## Short task
Type every record exactly as it appears.

━━━ Data to process

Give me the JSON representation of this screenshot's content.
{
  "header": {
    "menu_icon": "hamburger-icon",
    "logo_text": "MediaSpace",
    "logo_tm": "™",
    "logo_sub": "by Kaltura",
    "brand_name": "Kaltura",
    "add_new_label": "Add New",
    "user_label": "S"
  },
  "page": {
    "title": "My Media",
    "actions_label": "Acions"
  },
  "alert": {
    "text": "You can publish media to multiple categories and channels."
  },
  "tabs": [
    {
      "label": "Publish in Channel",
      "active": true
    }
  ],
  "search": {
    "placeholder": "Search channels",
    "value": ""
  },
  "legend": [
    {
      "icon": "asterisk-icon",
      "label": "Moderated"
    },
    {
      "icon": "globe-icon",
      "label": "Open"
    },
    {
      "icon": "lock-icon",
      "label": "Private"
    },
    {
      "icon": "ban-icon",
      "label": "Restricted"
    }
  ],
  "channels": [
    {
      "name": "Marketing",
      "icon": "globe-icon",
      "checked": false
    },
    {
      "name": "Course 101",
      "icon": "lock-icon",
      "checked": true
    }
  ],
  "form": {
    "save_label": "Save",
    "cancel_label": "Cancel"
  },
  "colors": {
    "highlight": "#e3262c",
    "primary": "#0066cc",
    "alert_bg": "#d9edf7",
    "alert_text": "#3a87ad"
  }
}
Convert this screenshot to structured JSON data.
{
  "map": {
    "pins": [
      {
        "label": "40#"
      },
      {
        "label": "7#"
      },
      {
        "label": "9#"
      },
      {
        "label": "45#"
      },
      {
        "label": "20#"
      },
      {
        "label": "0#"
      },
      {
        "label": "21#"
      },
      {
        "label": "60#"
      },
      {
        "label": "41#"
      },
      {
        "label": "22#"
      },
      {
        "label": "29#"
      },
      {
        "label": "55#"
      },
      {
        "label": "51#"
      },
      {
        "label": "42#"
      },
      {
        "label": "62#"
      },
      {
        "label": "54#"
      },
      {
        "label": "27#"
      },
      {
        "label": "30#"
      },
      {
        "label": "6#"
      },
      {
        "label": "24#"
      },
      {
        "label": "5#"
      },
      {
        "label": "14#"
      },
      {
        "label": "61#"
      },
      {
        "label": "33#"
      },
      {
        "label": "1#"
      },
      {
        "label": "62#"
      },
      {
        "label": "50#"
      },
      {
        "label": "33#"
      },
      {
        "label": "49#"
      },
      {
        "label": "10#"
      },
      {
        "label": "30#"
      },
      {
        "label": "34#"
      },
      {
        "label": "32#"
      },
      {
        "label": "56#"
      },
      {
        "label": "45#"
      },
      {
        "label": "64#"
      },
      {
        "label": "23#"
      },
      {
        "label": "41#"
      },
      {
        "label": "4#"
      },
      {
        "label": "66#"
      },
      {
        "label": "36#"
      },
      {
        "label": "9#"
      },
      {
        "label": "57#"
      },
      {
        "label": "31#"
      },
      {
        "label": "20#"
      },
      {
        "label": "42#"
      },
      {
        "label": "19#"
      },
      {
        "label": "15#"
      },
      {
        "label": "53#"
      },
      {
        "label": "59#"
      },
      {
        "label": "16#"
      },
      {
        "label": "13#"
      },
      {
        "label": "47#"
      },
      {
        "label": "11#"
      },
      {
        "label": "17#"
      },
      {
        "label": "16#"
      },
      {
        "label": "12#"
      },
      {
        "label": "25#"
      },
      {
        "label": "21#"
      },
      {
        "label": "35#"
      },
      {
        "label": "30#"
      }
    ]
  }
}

━━━━━━

## Output of the task
Give me the JSON representation of this screenshot's content.
{
  "header": {
    "menu_icon": "hamburger-icon",
    "logo_text": "MediaSpace",
    "logo_tm": "™",
    "logo_sub": "by Kaltura",
    "brand_name": "Kaltura",
    "add_new_label": "Add New",
    "user_label": "S"
  },
  "page": {
    "title": "My Media",
    "actions_label": "Acions"
  },
  "alert": {
    "text": "You can publish media to multiple categories and channels."
  },
  "tabs": [
    {
      "label": "Publish in Channel",
      "active": true
    }
  ],
  "search": {
    "placeholder": "Search channels",
    "value": ""
  },
  "legend": [
    {
      "icon": "asterisk-icon",
      "label": "Moderated"
    },
    {
      "icon": "globe-icon",
      "label": "Open"
    },
    {
      "icon": "lock-icon",
      "label": "Private"
    },
    {
      "icon": "ban-icon",
      "label": "Restricted"
    }
  ],
  "channels": [
    {
      "name": "Marketing",
      "icon": "globe-icon",
      "checked": false
    },
    {
      "name": "Course 101",
      "icon": "lock-icon",
      "checked": true
    }
  ],
  "form": {
    "save_label": "Save",
    "cancel_label": "Cancel"
  },
  "colors": {
    "highlight": "#e3262c",
    "primary": "#0066cc",
    "alert_bg": "#d9edf7",
    "alert_text": "#3a87ad"
  }
}
Convert this screenshot to structured JSON data.
{
  "map": {
    "pins": [
      {
        "label": "40#"
      },
      {
        "label": "7#"
      },
      {
        "label": "9#"
      },
      {
        "label": "45#"
      },
      {
        "label": "20#"
      },
      {
        "label": "0#"
      },
      {
        "label": "21#"
      },
      {
        "label": "60#"
      },
      {
        "label": "41#"
      },
      {
        "label": "22#"
      },
      {
        "label": "29#"
      },
      {
        "label": "55#"
      },
      {
        "label": "51#"
      },
      {
        "label": "42#"
      },
      {
        "label": "62#"
      },
      {
        "label": "54#"
      },
      {
        "label": "27#"
      },
      {
        "label": "30#"
      },
      {
        "label": "6#"
      },
      {
        "label": "24#"
      },
      {
        "label": "5#"
      },
      {
        "label": "14#"
      },
      {
        "label": "61#"
      },
      {
        "label": "33#"
      },
      {
        "label": "1#"
      },
      {
        "label": "62#"
      },
      {
        "label": "50#"
      },
      {
        "label": "33#"
      },
      {
        "label": "49#"
      },
      {
        "label": "10#"
      },
      {
        "label": "30#"
      },
      {
        "label": "34#"
      },
      {
        "label": "32#"
      },
      {
        "label": "56#"
      },
      {
        "label": "45#"
      },
      {
        "label": "64#"
      },
      {
        "label": "23#"
      },
      {
        "label": "41#"
      },
      {
        "label": "4#"
      },
      {
        "label": "66#"
      },
      {
        "label": "36#"
      },
      {
        "label": "9#"
      },
      {
        "label": "57#"
      },
      {
        "label": "31#"
      },
      {
        "label": "20#"
      },
      {
        "label": "42#"
      },
      {
        "label": "19#"
      },
      {
        "label": "15#"
      },
      {
        "label": "53#"
      },
      {
        "label": "59#"
      },
      {
        "label": "16#"
      },
      {
        "label": "13#"
      },
      {
        "label": "47#"
      },
      {
        "label": "11#"
      },
      {
        "label": "17#"
      },
      {
        "label": "16#"
      },
      {
        "label": "12#"
      },
      {
        "label": "25#"
      },
      {
        "label": "21#"
      },
      {
        "label": "35#"
      },
      {
        "label": "30#"
      }
    ]
  }
}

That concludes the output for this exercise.